Your instructions:
Without altering anything, repeat each of the records.

[BEGIN]

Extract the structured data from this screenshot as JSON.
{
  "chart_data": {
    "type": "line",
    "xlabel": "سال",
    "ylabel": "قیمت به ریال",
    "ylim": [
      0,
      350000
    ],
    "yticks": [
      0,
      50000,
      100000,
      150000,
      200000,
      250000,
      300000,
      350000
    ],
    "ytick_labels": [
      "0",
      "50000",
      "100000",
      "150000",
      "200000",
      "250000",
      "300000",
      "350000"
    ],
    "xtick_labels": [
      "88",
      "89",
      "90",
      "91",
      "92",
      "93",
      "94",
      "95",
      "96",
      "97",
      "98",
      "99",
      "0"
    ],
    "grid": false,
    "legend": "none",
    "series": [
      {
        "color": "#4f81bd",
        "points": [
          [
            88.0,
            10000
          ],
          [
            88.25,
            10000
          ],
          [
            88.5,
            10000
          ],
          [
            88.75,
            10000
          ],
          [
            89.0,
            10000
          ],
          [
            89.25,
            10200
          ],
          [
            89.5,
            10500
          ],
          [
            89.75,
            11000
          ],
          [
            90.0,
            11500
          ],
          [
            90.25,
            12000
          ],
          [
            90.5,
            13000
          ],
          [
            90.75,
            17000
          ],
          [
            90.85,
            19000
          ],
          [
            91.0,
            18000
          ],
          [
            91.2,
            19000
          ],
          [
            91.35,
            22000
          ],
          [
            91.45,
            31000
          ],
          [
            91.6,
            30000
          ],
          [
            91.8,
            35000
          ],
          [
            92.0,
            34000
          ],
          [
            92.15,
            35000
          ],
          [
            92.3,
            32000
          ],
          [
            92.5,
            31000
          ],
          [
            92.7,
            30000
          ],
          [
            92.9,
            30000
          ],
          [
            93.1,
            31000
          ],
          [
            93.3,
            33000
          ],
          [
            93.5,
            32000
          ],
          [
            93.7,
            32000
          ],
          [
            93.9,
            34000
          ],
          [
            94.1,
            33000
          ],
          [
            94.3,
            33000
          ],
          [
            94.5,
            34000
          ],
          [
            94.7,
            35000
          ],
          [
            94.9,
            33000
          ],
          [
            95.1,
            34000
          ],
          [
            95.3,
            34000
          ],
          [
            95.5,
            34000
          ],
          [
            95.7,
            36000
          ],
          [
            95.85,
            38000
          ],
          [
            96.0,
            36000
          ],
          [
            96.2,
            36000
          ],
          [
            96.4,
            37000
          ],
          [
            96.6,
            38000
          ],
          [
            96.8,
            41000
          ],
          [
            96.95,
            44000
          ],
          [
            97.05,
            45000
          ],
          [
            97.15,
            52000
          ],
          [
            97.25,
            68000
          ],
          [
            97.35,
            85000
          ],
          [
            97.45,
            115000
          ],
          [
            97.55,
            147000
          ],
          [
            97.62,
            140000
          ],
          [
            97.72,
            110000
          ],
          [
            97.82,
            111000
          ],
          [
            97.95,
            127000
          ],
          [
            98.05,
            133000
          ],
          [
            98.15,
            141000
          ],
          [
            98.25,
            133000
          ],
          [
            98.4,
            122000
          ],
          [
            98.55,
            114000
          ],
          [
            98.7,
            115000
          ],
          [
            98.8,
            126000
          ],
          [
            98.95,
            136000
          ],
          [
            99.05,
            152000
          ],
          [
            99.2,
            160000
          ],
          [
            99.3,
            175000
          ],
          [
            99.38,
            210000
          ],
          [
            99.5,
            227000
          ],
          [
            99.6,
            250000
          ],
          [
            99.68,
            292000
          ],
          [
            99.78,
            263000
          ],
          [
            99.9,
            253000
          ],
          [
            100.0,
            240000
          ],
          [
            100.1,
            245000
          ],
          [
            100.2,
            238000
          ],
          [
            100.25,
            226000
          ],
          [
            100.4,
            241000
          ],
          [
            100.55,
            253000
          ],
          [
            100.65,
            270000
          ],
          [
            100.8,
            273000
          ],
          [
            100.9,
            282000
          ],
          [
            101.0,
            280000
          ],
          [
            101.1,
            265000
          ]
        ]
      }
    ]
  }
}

[END]

Full solution:
Extract the structured data from this screenshot as JSON.
{
  "chart_data": {
    "type": "line",
    "xlabel": "سال",
    "ylabel": "قیمت به ریال",
    "ylim": [
      0,
      350000
    ],
    "yticks": [
      0,
      50000,
      100000,
      150000,
      200000,
      250000,
      300000,
      350000
    ],
    "ytick_labels": [
      "0",
      "50000",
      "100000",
      "150000",
      "200000",
      "250000",
      "300000",
      "350000"
    ],
    "xtick_labels": [
      "88",
      "89",
      "90",
      "91",
      "92",
      "93",
      "94",
      "95",
      "96",
      "97",
      "98",
      "99",
      "0"
    ],
    "grid": false,
    "legend": "none",
    "series": [
      {
        "color": "#4f81bd",
        "points": [
          [
            88.0,
            10000
          ],
          [
            88.25,
            10000
          ],
          [
            88.5,
            10000
          ],
          [
            88.75,
            10000
          ],
          [
            89.0,
            10000
          ],
          [
            89.25,
            10200
          ],
          [
            89.5,
            10500
          ],
          [
            89.75,
            11000
          ],
          [
            90.0,
            11500
          ],
          [
            90.25,
            12000
          ],
          [
            90.5,
            13000
          ],
          [
            90.75,
            17000
          ],
          [
            90.85,
            19000
          ],
          [
            91.0,
            18000
          ],
          [
            91.2,
            19000
          ],
          [
            91.35,
            22000
          ],
          [
            91.45,
            31000
          ],
          [
            91.6,
            30000
          ],
          [
            91.8,
            35000
          ],
          [
            92.0,
            34000
          ],
          [
            92.15,
            35000
          ],
          [
            92.3,
            32000
          ],
          [
            92.5,
            31000
          ],
          [
            92.7,
            30000
          ],
          [
            92.9,
            30000
          ],
          [
            93.1,
            31000
          ],
          [
            93.3,
            33000
          ],
          [
            93.5,
            32000
          ],
          [
            93.7,
            32000
          ],
          [
            93.9,
            34000
          ],
          [
            94.1,
            33000
          ],
          [
            94.3,
            33000
          ],
          [
            94.5,
            34000
          ],
          [
            94.7,
            35000
          ],
          [
            94.9,
            33000
          ],
          [
            95.1,
            34000
          ],
          [
            95.3,
            34000
          ],
          [
            95.5,
            34000
          ],
          [
            95.7,
            36000
          ],
          [
            95.85,
            38000
          ],
          [
            96.0,
            36000
          ],
          [
            96.2,
            36000
          ],
          [
            96.4,
            37000
          ],
          [
            96.6,
            38000
          ],
          [
            96.8,
            41000
          ],
          [
            96.95,
            44000
          ],
          [
            97.05,
            45000
          ],
          [
            97.15,
            52000
          ],
          [
            97.25,
            68000
          ],
          [
            97.35,
            85000
          ],
          [
            97.45,
            115000
          ],
          [
            97.55,
            147000
          ],
          [
            97.62,
            140000
          ],
          [
            97.72,
            110000
          ],
          [
            97.82,
            111000
          ],
          [
            97.95,
            127000
          ],
          [
            98.05,
            133000
          ],
          [
            98.15,
            141000
          ],
          [
            98.25,
            133000
          ],
          [
            98.4,
            122000
          ],
          [
            98.55,
            114000
          ],
          [
            98.7,
            115000
          ],
          [
            98.8,
            126000
          ],
          [
            98.95,
            136000
          ],
          [
            99.05,
            152000
          ],
          [
            99.2,
            160000
          ],
          [
            99.3,
            175000
          ],
          [
            99.38,
            210000
          ],
          [
            99.5,
            227000
          ],
          [
            99.6,
            250000
          ],
          [
            99.68,
            292000
          ],
          [
            99.78,
            263000
          ],
          [
            99.9,
            253000
          ],
          [
            100.0,
            240000
          ],
          [
            100.1,
            245000
          ],
          [
            100.2,
            238000
          ],
          [
            100.25,
            226000
          ],
          [
            100.4,
            241000
          ],
          [
            100.55,
            253000
          ],
          [
            100.65,
            270000
          ],
          [
            100.8,
            273000
          ],
          [
            100.9,
            282000
          ],
          [
            101.0,
            280000
          ],
          [
            101.1,
            265000
          ]
        ]
      }
    ]
  }
}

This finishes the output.